__What to produce__: From the line containing "Serialize everything readable" down to the last line of the records below, copy every line exactly. Leave out everything before it.

__Data rows__:

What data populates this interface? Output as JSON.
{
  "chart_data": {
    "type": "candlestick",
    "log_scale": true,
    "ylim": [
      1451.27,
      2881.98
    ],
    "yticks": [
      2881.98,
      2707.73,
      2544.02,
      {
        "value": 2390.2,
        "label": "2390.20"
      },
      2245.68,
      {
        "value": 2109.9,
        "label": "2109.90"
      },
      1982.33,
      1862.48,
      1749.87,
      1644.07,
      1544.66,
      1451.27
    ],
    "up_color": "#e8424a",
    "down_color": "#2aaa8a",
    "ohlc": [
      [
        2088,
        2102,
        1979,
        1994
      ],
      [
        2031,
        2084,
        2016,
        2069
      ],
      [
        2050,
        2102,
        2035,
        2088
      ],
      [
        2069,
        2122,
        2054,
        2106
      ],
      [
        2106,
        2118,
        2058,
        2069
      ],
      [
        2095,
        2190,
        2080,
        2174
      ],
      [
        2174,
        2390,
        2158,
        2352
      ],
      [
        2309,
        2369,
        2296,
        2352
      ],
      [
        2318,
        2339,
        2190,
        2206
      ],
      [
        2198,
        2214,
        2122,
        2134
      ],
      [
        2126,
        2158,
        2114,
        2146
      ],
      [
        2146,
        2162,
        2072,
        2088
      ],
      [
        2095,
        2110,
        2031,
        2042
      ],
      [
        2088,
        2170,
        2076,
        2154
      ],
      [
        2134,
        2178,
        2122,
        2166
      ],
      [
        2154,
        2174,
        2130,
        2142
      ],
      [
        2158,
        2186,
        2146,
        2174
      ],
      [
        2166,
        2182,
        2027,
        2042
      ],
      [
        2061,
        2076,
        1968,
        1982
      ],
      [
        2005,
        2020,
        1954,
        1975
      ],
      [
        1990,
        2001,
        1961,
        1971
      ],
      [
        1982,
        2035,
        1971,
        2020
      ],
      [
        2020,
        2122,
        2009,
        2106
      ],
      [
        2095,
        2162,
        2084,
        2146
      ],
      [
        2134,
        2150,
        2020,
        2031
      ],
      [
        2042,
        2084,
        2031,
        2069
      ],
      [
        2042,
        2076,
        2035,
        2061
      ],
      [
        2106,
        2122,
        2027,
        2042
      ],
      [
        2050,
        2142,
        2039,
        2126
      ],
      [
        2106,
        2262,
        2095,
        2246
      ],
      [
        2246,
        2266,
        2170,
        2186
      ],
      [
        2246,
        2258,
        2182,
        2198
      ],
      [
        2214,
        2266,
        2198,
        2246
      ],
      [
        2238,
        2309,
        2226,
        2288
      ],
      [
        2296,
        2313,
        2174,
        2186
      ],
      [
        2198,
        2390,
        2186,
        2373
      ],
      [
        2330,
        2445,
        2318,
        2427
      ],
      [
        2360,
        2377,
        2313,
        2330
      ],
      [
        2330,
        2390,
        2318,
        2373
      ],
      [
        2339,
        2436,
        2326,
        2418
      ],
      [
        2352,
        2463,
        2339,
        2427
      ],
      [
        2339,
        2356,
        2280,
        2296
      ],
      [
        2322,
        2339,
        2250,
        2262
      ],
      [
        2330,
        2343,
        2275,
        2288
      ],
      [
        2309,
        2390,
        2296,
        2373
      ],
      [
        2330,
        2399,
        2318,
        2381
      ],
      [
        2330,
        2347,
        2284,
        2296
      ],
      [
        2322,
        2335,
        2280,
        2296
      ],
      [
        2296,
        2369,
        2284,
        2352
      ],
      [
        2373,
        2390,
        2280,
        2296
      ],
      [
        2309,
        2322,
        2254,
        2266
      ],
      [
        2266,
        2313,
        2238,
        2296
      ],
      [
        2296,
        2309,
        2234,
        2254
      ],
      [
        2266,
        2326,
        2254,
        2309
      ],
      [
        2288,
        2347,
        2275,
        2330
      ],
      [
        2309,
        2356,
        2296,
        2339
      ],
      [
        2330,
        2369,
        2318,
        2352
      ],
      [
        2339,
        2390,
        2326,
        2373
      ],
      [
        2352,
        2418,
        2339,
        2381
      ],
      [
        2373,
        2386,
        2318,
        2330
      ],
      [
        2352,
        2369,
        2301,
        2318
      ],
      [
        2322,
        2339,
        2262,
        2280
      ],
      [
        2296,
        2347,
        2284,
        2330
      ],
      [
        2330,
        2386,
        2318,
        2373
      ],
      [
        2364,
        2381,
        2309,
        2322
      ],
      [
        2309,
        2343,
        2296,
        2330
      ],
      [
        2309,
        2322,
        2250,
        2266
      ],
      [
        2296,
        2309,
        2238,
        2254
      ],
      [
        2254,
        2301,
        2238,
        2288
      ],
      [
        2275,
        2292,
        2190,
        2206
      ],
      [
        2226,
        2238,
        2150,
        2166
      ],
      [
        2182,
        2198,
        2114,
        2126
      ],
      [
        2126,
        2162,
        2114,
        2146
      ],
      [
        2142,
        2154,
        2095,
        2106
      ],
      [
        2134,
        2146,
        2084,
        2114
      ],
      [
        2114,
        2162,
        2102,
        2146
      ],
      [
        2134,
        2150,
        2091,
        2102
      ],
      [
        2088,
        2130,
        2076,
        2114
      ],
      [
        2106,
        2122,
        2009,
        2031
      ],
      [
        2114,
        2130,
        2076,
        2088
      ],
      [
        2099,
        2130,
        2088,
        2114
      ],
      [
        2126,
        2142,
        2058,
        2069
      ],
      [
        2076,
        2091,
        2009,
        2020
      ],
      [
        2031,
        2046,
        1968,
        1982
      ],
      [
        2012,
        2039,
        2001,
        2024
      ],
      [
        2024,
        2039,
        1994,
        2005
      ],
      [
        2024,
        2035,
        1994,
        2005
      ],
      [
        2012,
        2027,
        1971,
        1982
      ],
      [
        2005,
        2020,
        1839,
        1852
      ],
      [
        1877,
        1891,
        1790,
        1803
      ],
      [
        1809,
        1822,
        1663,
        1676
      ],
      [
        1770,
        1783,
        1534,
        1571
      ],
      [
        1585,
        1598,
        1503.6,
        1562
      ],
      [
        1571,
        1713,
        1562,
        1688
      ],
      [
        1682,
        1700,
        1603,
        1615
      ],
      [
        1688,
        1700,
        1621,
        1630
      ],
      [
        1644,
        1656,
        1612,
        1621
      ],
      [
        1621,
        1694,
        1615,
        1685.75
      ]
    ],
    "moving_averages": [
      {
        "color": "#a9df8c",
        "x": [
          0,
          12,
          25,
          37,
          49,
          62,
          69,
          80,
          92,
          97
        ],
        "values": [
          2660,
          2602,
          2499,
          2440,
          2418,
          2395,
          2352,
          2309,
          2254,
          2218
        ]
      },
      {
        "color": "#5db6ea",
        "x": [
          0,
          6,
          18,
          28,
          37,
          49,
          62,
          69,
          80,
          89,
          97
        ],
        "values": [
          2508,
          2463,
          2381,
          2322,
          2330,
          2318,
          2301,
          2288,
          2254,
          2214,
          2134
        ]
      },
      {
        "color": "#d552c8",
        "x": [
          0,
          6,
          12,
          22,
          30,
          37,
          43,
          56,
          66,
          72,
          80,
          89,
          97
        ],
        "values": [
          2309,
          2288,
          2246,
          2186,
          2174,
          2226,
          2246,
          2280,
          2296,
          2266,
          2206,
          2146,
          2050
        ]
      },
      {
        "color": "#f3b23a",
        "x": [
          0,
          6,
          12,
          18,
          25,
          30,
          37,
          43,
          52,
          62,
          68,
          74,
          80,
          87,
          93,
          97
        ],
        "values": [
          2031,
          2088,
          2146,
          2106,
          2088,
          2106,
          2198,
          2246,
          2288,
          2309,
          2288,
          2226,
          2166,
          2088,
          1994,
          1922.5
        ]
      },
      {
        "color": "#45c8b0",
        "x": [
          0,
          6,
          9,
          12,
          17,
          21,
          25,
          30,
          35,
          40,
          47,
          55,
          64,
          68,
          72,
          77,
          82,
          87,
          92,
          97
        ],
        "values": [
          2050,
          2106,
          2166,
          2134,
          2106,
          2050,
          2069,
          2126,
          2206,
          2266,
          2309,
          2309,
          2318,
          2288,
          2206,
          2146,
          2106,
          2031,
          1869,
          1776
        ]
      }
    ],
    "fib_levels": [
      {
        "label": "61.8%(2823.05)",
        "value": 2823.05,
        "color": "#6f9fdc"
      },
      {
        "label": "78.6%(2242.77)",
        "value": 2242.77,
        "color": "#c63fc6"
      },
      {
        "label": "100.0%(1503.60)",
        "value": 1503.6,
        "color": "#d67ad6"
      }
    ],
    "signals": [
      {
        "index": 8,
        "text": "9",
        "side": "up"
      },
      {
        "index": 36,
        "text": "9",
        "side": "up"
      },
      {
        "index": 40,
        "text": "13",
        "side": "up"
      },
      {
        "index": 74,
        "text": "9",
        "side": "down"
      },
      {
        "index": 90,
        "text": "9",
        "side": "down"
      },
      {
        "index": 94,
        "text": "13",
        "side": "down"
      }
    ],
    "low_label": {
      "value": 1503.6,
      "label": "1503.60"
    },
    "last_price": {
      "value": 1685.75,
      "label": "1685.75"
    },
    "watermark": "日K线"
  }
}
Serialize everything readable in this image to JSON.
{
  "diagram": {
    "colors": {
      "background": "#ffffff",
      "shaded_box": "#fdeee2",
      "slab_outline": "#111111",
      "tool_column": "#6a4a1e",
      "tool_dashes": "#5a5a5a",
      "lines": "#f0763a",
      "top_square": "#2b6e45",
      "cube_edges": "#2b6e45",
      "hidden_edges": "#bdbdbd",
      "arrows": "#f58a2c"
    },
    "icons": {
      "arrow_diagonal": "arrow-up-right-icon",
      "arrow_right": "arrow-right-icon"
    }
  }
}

__Reply__:
Serialize everything readable in this image to JSON.
{
  "diagram": {
    "colors": {
      "background": "#ffffff",
      "shaded_box": "#fdeee2",
      "slab_outline": "#111111",
      "tool_column": "#6a4a1e",
      "tool_dashes": "#5a5a5a",
      "lines": "#f0763a",
      "top_square": "#2b6e45",
      "cube_edges": "#2b6e45",
      "hidden_edges": "#bdbdbd",
      "arrows": "#f58a2c"
    },
    "icons": {
      "arrow_diagonal": "arrow-up-right-icon",
      "arrow_right": "arrow-right-icon"
    }
  }
}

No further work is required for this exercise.